[Reading passage]
AsiaPacificReport.nz
Led by Fiji, at least nine island states are formally presenting their ratification of the agreement to the UN, moving quickly to the next stage in a bid to bind countries to their commitments to tackle global warming.
The Paris agreement will come into force as soon as 55 countries responsible for 55 percent of the world’s greenhouse gases have ratified the accord.
“We wanted to be the first to ratify it,” said Fiji’s Prime Minister Voreqe Bainimarama, whose cabinet quickly endorsed the deal in February.
That same month, Tropical Cyclone Winston that killed 44 people, destroyed 40,000 homes and caused more than US$1 billion in damage hit the Pacific nation.
“A single climatic event can wipe out all the gains we have made and set back our development,” the prime minister told a news conference.
Other early ratifying countries of the deal are Tuvalu, Kiribati and the Maldives – low-lying islands that face oblivion from rising sea levels – as well as Belize, Barbados, Nauru, Saint Lucia and Samoa.
Greenhouse gas giants
China and the US, the world’s top two greenhouse gas emitters, are pushing for quick ratification so that the Paris deal can come into force, possibly as early as 2016 or 2017.

[Study material]
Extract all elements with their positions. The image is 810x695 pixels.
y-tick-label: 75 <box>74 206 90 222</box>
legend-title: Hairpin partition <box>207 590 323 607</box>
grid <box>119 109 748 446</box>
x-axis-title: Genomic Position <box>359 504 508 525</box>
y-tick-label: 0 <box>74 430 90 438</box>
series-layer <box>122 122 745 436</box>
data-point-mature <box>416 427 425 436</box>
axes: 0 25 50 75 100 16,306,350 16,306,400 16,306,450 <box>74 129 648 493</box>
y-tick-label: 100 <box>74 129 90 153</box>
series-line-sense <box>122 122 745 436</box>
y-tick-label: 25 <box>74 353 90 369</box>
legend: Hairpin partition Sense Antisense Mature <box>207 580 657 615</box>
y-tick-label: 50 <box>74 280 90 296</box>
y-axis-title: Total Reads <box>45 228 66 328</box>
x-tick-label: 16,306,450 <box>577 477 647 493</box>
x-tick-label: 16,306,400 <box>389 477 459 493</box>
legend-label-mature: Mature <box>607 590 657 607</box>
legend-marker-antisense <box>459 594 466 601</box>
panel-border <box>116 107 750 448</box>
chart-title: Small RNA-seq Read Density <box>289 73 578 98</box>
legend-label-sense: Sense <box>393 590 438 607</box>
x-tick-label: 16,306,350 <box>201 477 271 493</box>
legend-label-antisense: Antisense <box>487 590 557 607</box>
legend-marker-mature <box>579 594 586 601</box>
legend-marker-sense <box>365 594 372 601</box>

[Task requirements]
1/ Using the ratification article, answer:
(a) What two conditions must be met for the Paris agreement to come into force?
(b) How many people did Tropical Cyclone Winston kill?
(c) Which two countries are named as the world's top two greenhouse gas emitters?
2/ Write out everything in the ratification article from "The Paris agreement" down to "the Pacific nation.".

[Outputs for the tasks]
1/
(a) At least 55 countries must ratify it, and those countries must be responsible for 55 percent of the world's greenhouse gases.
(b) 44 people.
(c) China and the US.

2/
The Paris agreement will come into force as soon as 55 countries responsible for 55 percent of the world’s greenhouse gases have ratified the accord.
“We wanted to be the first to ratify it,” said Fiji’s Prime Minister Voreqe Bainimarama, whose cabinet quickly endorsed the deal in February.
That same month, Tropical Cyclone Winston that killed 44 people, destroyed 40,000 homes and caused more than US$1 billion in damage hit the Pacific nation.